TASK STATEMENT: Copy out, character for character, the part of the Tika parser email that begins with the words "I don't think" and ends with "different metadata mechanism.".

QUOTED TEXT:
%%
Hi,
On 9/26/07, kbennett <[EMAIL PROTECTED]> wrote:
> 1) While you are modifying the Parser class, could we change getContents()
> to not swallow exceptions?
> [...]
> and modify the method declaration to throw a TikaException?
Sure, that makes sense.
> 2) In ParserFactory, we have:
>
> } catch (Exception e) {
> logger.error("Unable to instantiate parser: " + className, e);
> throw new TikaException(e.getMessage());
> }
>
> When we adapt an exception to a TikaException, would it make sense to wrap
> the entire exception, and not just its getMessage()?
+1
> 3) In Parser.getContents(), we could use Commons Lang StringUtils to make
> the code more nullsafe and a bit more concise by replacing:
>
> int length = Math.min(contentStr.length(), 500);
> String summary = contentStr.substring(0, length);
>
> --- with: ---
>
> String summary = StringUtils.left(contentStr, 500);
-1 I'm not sure if that's worth the extra dependency to commons-lang.
> It's too bad we can't have a custom object...then we could have a
> getSummary() method that would do this so we don't run the risk of the
> summary getting out of sync with respect to the fulltext content.
I don't think we have any cases where the fulltext or summary would
change after parsing.
> Same for getValue() always being getValues().get(0).
Good idea, though I'd really like to replace the whole Content object
stuff with a different metadata mechanism.
BR,
Jukka Zitting
%%
ENTRIES PROVIDED:
%%
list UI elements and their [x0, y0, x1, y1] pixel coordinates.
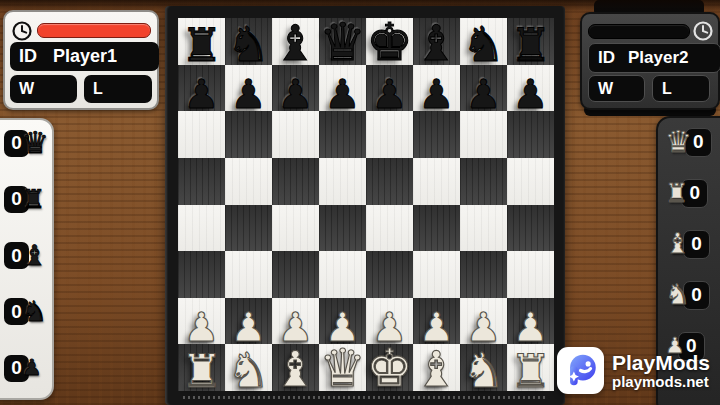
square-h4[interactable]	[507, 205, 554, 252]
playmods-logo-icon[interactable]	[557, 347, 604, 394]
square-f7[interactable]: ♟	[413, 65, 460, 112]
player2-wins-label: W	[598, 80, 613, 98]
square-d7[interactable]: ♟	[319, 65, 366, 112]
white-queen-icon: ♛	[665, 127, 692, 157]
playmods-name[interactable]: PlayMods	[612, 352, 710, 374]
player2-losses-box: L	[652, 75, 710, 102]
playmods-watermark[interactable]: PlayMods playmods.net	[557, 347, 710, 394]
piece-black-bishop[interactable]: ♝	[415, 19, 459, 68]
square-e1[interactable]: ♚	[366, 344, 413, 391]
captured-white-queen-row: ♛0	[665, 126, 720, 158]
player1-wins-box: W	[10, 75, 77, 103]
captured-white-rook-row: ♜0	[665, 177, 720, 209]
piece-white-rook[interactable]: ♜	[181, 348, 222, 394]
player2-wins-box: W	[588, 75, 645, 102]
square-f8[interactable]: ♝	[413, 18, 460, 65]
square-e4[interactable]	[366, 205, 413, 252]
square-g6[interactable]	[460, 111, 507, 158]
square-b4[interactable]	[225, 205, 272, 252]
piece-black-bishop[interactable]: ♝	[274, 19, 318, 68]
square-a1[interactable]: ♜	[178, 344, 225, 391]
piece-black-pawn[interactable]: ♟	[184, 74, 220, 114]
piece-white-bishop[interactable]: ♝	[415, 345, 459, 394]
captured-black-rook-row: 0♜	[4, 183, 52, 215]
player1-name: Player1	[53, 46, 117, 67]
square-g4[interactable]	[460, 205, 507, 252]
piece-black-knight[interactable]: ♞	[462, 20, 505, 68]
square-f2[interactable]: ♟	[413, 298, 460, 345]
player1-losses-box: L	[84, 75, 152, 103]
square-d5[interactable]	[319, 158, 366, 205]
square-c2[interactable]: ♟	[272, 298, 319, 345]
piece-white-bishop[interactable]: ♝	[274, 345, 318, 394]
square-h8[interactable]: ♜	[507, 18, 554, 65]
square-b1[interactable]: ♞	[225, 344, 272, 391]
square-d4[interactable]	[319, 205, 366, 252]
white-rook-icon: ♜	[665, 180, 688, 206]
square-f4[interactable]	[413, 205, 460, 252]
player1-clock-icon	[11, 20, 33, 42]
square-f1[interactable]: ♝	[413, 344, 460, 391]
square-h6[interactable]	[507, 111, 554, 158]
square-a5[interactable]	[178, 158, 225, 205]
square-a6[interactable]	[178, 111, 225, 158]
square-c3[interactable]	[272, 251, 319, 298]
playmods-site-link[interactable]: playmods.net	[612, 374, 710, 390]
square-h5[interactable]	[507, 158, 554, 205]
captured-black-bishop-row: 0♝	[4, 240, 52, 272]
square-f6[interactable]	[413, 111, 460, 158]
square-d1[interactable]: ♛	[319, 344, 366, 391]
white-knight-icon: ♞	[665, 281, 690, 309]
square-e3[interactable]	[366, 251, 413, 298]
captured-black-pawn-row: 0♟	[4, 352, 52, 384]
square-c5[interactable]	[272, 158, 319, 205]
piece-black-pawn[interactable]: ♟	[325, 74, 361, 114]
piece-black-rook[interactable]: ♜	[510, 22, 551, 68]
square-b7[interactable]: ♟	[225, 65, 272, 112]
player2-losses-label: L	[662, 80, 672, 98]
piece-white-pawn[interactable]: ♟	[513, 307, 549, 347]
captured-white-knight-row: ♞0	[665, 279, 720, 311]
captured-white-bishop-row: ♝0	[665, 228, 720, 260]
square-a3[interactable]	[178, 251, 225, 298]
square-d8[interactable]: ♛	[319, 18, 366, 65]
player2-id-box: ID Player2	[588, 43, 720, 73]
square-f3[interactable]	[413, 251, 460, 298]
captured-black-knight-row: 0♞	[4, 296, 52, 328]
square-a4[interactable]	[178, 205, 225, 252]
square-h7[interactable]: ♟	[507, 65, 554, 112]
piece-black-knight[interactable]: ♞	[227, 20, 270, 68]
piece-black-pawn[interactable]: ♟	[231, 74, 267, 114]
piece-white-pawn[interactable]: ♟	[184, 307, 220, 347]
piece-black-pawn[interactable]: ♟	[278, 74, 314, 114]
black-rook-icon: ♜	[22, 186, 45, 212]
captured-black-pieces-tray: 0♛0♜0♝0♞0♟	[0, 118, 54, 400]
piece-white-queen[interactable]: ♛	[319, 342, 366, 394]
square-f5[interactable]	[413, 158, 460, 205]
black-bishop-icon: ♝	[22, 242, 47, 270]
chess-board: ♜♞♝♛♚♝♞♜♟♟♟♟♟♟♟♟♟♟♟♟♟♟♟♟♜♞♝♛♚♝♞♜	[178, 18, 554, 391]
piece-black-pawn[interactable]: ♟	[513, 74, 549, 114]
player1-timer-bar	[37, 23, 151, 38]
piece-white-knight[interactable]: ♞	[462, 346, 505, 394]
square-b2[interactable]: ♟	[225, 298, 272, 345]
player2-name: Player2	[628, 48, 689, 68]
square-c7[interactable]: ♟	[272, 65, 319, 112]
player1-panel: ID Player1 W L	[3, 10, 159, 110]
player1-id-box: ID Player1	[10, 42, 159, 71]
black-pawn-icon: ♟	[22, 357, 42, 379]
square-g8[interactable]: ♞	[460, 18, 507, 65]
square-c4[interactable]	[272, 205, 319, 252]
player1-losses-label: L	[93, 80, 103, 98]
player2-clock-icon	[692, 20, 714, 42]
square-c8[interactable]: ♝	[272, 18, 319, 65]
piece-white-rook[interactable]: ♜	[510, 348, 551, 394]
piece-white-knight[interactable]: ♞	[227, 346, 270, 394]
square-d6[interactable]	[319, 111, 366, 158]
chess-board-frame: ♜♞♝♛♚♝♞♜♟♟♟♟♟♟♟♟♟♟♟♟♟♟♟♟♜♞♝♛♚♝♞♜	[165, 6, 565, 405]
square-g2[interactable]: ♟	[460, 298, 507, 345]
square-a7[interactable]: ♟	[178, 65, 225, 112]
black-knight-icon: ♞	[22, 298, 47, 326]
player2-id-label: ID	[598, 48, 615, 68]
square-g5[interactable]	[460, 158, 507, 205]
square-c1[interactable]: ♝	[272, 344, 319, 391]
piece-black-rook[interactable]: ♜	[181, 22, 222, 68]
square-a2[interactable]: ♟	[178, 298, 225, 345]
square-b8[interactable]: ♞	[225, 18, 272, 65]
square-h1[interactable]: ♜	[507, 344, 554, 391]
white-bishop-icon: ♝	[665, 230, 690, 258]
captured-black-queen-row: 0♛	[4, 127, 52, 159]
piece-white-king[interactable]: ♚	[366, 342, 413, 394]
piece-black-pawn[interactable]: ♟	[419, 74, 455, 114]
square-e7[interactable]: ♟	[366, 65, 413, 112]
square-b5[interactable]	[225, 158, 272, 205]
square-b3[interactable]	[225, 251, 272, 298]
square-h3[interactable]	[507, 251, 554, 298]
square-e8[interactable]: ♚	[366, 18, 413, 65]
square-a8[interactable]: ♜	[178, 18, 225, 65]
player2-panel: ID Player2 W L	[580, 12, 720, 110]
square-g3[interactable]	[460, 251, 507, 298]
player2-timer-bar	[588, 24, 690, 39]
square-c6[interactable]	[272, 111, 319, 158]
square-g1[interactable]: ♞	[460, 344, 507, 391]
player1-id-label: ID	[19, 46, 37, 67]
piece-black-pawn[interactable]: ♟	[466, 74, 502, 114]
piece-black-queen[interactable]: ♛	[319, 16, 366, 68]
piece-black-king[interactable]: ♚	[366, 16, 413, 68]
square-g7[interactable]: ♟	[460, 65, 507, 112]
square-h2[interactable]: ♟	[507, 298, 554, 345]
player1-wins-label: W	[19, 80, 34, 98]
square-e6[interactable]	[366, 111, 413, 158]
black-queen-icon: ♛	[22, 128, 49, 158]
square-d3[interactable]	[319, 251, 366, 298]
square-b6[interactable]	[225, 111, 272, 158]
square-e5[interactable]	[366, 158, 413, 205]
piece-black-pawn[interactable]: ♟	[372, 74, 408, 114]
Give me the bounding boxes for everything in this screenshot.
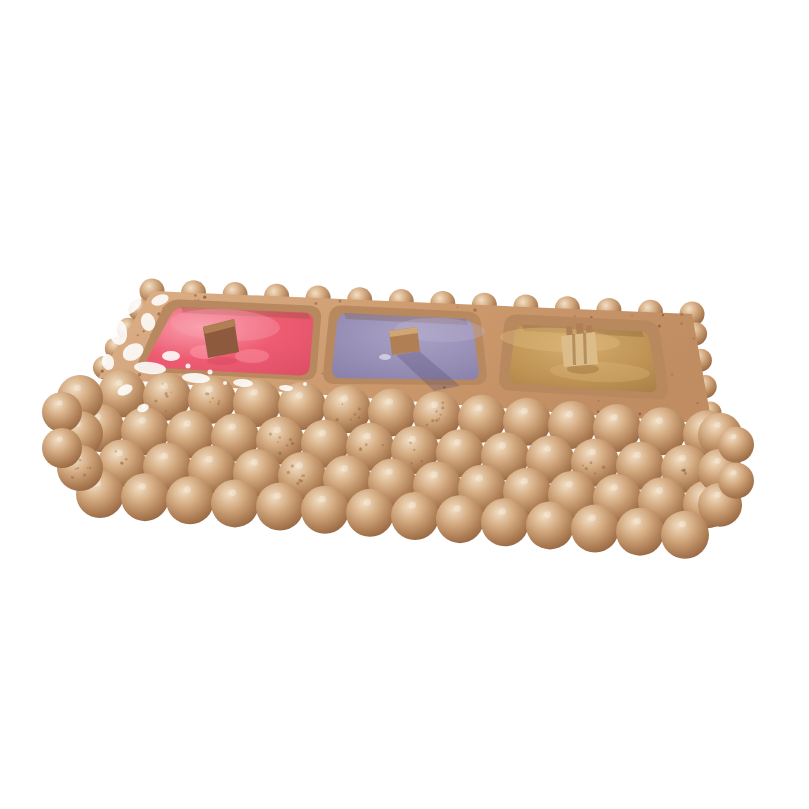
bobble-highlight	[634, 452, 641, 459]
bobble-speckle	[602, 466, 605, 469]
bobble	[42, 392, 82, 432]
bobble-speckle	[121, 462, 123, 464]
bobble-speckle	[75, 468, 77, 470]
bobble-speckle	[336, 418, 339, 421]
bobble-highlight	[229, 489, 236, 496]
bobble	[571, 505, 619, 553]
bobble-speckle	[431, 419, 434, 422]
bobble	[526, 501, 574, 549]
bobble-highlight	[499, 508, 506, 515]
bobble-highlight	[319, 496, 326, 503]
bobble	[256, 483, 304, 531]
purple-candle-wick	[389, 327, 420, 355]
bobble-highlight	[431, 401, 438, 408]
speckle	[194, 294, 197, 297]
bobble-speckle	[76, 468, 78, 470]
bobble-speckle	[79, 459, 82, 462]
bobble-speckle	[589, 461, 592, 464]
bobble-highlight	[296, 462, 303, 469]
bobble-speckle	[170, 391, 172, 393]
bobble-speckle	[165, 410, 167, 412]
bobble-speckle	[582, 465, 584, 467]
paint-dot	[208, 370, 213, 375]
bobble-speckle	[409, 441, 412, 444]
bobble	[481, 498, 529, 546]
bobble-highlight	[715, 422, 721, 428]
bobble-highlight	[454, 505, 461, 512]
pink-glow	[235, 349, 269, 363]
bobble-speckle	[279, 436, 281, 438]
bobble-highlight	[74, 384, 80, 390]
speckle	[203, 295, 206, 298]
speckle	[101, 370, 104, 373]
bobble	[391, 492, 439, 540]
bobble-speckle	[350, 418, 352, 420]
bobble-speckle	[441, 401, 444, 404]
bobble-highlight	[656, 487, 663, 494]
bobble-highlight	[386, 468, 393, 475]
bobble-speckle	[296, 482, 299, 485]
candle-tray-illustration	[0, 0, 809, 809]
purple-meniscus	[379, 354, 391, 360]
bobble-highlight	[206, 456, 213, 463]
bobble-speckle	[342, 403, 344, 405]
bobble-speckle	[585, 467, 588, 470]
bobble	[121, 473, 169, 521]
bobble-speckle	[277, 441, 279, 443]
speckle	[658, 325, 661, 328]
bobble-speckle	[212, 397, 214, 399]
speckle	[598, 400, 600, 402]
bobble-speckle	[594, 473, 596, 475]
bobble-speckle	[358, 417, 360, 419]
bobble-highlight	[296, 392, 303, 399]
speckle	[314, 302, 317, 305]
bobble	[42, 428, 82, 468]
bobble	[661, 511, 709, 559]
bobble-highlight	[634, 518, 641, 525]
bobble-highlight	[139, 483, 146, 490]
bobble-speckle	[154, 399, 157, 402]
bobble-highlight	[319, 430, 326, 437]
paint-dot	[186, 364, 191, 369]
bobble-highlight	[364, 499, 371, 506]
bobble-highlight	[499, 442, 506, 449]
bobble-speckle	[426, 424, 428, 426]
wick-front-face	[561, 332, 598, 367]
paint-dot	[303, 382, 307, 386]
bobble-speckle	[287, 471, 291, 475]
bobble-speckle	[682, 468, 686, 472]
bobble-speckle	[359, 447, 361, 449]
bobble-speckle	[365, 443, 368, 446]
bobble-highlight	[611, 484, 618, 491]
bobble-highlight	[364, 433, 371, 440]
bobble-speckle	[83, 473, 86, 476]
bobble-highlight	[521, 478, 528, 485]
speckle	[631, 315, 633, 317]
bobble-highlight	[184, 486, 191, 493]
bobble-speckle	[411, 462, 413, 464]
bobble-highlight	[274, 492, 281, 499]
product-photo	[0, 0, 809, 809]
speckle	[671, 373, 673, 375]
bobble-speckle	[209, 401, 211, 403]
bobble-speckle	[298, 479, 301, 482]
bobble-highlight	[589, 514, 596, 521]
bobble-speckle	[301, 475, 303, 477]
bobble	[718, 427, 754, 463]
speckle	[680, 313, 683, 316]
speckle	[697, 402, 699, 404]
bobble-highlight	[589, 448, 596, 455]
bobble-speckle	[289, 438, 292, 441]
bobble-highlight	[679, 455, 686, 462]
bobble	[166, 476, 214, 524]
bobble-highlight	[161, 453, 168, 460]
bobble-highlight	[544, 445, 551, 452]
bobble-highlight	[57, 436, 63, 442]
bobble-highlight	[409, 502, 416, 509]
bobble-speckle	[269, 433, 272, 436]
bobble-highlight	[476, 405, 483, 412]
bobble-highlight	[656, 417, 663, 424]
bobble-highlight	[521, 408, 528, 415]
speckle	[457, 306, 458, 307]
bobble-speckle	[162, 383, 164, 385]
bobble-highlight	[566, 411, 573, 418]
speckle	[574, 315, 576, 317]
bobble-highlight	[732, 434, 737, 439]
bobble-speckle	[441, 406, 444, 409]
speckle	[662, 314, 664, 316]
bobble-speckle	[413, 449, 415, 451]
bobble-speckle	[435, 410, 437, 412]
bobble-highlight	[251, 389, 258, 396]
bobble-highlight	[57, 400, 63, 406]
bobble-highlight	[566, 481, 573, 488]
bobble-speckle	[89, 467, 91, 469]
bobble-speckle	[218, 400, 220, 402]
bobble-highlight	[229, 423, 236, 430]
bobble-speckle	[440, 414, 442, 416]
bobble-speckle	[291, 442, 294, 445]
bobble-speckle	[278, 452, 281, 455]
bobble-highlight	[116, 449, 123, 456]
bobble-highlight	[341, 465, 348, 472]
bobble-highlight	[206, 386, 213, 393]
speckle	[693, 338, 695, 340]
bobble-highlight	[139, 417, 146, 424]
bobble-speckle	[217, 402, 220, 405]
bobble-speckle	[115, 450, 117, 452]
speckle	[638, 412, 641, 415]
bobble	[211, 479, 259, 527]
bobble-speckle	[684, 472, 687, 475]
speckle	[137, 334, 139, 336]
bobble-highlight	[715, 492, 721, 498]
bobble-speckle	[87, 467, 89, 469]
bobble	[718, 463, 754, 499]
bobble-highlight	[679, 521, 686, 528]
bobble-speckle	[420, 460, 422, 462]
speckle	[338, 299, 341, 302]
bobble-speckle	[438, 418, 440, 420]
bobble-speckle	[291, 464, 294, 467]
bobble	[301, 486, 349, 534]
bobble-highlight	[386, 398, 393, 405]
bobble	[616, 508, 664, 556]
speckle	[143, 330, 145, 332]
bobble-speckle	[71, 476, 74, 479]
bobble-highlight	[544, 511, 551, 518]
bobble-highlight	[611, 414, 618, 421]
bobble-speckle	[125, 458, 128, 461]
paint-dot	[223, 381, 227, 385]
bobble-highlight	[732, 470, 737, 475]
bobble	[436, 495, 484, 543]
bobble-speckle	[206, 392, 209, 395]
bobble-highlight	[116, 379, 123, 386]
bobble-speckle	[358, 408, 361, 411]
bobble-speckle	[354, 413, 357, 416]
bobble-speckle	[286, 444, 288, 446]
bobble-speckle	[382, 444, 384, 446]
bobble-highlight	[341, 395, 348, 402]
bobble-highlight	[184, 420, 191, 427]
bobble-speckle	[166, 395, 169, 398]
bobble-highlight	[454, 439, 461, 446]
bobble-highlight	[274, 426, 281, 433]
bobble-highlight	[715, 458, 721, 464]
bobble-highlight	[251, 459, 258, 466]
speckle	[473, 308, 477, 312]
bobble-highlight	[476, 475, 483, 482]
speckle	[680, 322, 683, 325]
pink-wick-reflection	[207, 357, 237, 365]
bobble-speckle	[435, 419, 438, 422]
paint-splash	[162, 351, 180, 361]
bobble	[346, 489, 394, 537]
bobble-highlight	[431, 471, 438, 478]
%%
THE RESULT:
I don't think we have any cases where the fulltext or summary would
change after parsing.
> Same for getValue() always being getValues().get(0).
Good idea, though I'd really like to replace the whole Content object
stuff with a different metadata mechanism.